● Goal
Make an exact copy of all the entries, with the pictures left out.

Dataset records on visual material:
---

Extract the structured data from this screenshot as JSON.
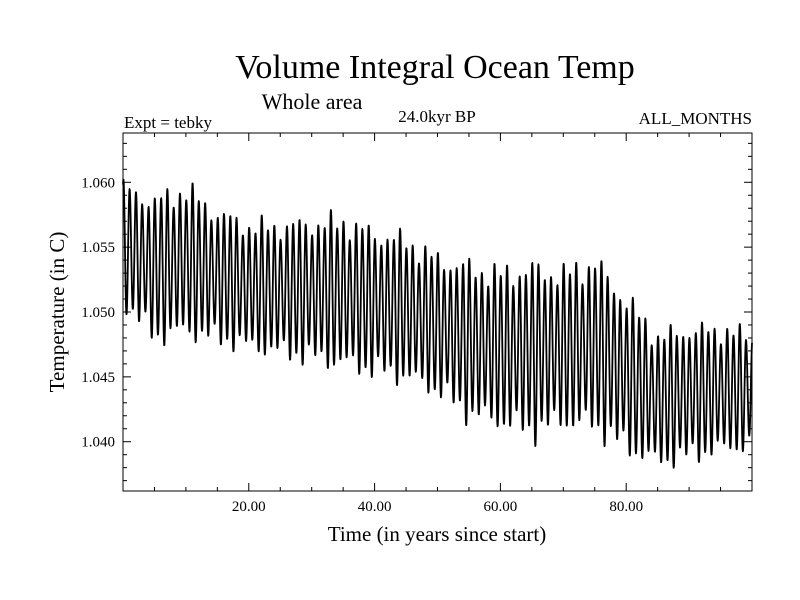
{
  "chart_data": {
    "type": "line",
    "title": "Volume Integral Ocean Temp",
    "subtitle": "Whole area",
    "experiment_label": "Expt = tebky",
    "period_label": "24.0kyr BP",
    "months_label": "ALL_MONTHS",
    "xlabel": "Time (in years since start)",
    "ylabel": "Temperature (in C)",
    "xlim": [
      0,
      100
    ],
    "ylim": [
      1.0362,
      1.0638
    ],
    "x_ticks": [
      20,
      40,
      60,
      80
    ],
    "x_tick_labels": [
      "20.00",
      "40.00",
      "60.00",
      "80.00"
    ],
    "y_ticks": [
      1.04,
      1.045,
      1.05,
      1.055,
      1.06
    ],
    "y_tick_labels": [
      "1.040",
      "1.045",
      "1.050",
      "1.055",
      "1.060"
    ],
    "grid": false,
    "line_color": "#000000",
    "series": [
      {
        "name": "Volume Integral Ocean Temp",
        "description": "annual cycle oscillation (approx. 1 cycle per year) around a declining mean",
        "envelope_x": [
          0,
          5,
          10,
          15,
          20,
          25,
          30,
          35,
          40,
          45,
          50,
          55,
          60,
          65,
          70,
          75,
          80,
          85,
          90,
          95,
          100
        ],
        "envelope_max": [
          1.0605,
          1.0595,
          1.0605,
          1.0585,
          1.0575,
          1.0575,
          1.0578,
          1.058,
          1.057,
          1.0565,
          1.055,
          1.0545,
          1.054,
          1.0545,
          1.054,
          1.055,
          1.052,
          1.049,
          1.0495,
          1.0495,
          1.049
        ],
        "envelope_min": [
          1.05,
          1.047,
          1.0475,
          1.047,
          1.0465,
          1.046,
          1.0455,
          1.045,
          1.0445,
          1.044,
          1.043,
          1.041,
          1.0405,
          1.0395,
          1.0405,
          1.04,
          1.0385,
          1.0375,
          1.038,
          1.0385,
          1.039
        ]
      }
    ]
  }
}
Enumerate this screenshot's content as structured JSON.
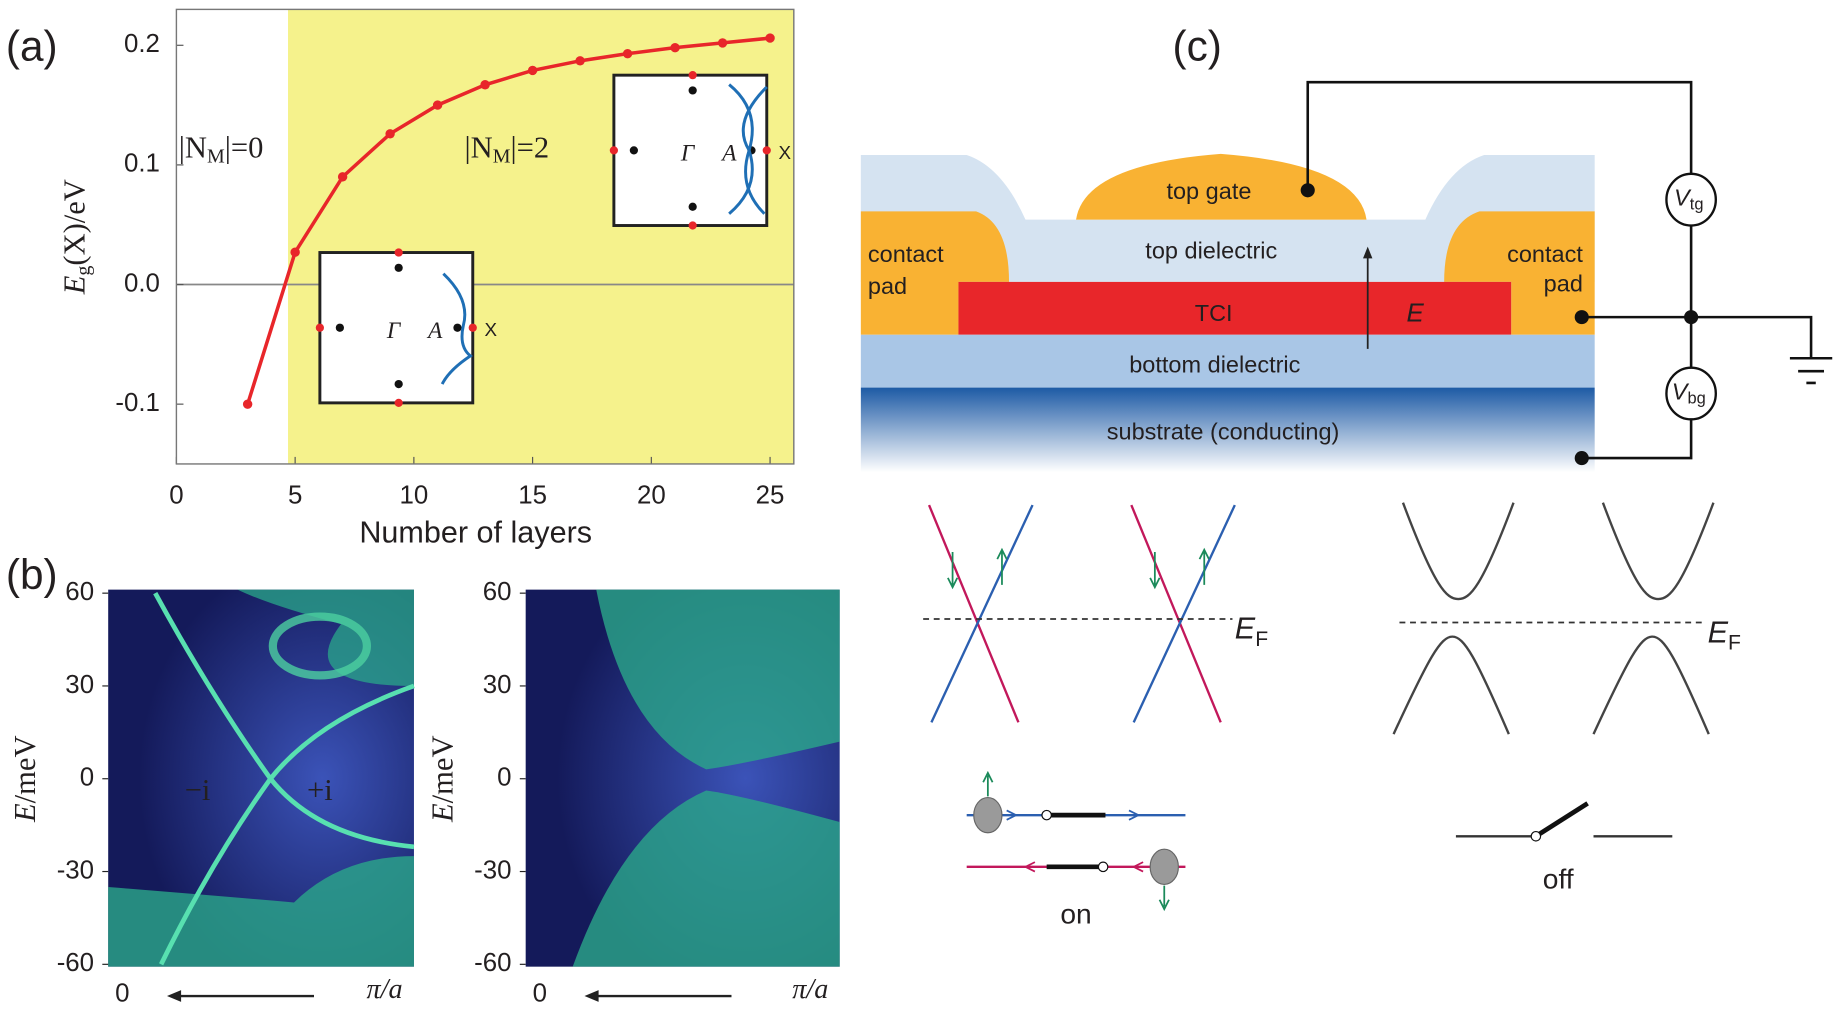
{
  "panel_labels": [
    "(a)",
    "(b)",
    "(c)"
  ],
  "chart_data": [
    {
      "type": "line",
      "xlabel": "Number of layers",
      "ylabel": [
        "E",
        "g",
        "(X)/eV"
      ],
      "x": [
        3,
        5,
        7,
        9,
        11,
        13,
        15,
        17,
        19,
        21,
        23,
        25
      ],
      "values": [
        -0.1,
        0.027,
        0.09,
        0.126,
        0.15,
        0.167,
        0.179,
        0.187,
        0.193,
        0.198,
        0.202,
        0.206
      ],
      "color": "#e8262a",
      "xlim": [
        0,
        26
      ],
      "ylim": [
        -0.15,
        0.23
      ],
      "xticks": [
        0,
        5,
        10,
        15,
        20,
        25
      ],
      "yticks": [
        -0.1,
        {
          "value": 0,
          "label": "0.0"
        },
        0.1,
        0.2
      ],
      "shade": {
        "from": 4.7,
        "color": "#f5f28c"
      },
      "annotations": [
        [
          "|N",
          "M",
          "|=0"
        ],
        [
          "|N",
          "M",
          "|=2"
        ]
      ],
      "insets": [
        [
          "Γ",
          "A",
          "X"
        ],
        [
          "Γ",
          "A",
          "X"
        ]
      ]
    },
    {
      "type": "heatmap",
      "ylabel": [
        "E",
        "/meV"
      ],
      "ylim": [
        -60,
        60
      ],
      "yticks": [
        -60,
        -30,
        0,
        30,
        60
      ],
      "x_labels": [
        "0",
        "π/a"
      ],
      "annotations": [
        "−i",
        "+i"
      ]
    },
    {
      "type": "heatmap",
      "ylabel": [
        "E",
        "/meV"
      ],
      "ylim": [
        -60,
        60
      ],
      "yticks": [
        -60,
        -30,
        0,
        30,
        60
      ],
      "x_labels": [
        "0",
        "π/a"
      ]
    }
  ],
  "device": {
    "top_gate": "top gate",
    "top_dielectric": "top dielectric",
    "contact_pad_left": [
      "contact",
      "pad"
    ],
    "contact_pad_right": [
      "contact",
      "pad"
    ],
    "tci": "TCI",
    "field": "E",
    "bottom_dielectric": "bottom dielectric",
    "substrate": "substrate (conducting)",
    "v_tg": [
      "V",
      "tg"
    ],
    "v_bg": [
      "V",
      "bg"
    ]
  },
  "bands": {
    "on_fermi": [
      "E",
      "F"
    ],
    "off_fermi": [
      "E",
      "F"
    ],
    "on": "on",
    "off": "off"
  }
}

---

● Response to this task
Extract the structured data from this screenshot as JSON.
{
  "chart_data": {
    "type": "line",
    "title": "Volume Integral Ocean Temp",
    "subtitle": "Whole area",
    "experiment_label": "Expt = tebky",
    "period_label": "24.0kyr BP",
    "months_label": "ALL_MONTHS",
    "xlabel": "Time (in years since start)",
    "ylabel": "Temperature (in C)",
    "xlim": [
      0,
      100
    ],
    "ylim": [
      1.0362,
      1.0638
    ],
    "x_ticks": [
      20,
      40,
      60,
      80
    ],
    "x_tick_labels": [
      "20.00",
      "40.00",
      "60.00",
      "80.00"
    ],
    "y_ticks": [
      1.04,
      1.045,
      1.05,
      1.055,
      1.06
    ],
    "y_tick_labels": [
      "1.040",
      "1.045",
      "1.050",
      "1.055",
      "1.060"
    ],
    "grid": false,
    "line_color": "#000000",
    "series": [
      {
        "name": "Volume Integral Ocean Temp",
        "description": "annual cycle oscillation (approx. 1 cycle per year) around a declining mean",
        "envelope_x": [
          0,
          5,
          10,
          15,
          20,
          25,
          30,
          35,
          40,
          45,
          50,
          55,
          60,
          65,
          70,
          75,
          80,
          85,
          90,
          95,
          100
        ],
        "envelope_max": [
          1.0605,
          1.0595,
          1.0605,
          1.0585,
          1.0575,
          1.0575,
          1.0578,
          1.058,
          1.057,
          1.0565,
          1.055,
          1.0545,
          1.054,
          1.0545,
          1.054,
          1.055,
          1.052,
          1.049,
          1.0495,
          1.0495,
          1.049
        ],
        "envelope_min": [
          1.05,
          1.047,
          1.0475,
          1.047,
          1.0465,
          1.046,
          1.0455,
          1.045,
          1.0445,
          1.044,
          1.043,
          1.041,
          1.0405,
          1.0395,
          1.0405,
          1.04,
          1.0385,
          1.0375,
          1.038,
          1.0385,
          1.039
        ]
      }
    ]
  }
}
Enumerate this screenshot's content as structured JSON.
{
  "panel_labels": [
    "(a)",
    "(b)",
    "(c)"
  ],
  "chart_data": [
    {
      "type": "line",
      "xlabel": "Number of layers",
      "ylabel": [
        "E",
        "g",
        "(X)/eV"
      ],
      "x": [
        3,
        5,
        7,
        9,
        11,
        13,
        15,
        17,
        19,
        21,
        23,
        25
      ],
      "values": [
        -0.1,
        0.027,
        0.09,
        0.126,
        0.15,
        0.167,
        0.179,
        0.187,
        0.193,
        0.198,
        0.202,
        0.206
      ],
      "color": "#e8262a",
      "xlim": [
        0,
        26
      ],
      "ylim": [
        -0.15,
        0.23
      ],
      "xticks": [
        0,
        5,
        10,
        15,
        20,
        25
      ],
      "yticks": [
        -0.1,
        {
          "value": 0,
          "label": "0.0"
        },
        0.1,
        0.2
      ],
      "shade": {
        "from": 4.7,
        "color": "#f5f28c"
      },
      "annotations": [
        [
          "|N",
          "M",
          "|=0"
        ],
        [
          "|N",
          "M",
          "|=2"
        ]
      ],
      "insets": [
        [
          "Γ",
          "A",
          "X"
        ],
        [
          "Γ",
          "A",
          "X"
        ]
      ]
    },
    {
      "type": "heatmap",
      "ylabel": [
        "E",
        "/meV"
      ],
      "ylim": [
        -60,
        60
      ],
      "yticks": [
        -60,
        -30,
        0,
        30,
        60
      ],
      "x_labels": [
        "0",
        "π/a"
      ],
      "annotations": [
        "−i",
        "+i"
      ]
    },
    {
      "type": "heatmap",
      "ylabel": [
        "E",
        "/meV"
      ],
      "ylim": [
        -60,
        60
      ],
      "yticks": [
        -60,
        -30,
        0,
        30,
        60
      ],
      "x_labels": [
        "0",
        "π/a"
      ]
    }
  ],
  "device": {
    "top_gate": "top gate",
    "top_dielectric": "top dielectric",
    "contact_pad_left": [
      "contact",
      "pad"
    ],
    "contact_pad_right": [
      "contact",
      "pad"
    ],
    "tci": "TCI",
    "field": "E",
    "bottom_dielectric": "bottom dielectric",
    "substrate": "substrate (conducting)",
    "v_tg": [
      "V",
      "tg"
    ],
    "v_bg": [
      "V",
      "bg"
    ]
  },
  "bands": {
    "on_fermi": [
      "E",
      "F"
    ],
    "off_fermi": [
      "E",
      "F"
    ],
    "on": "on",
    "off": "off"
  }
}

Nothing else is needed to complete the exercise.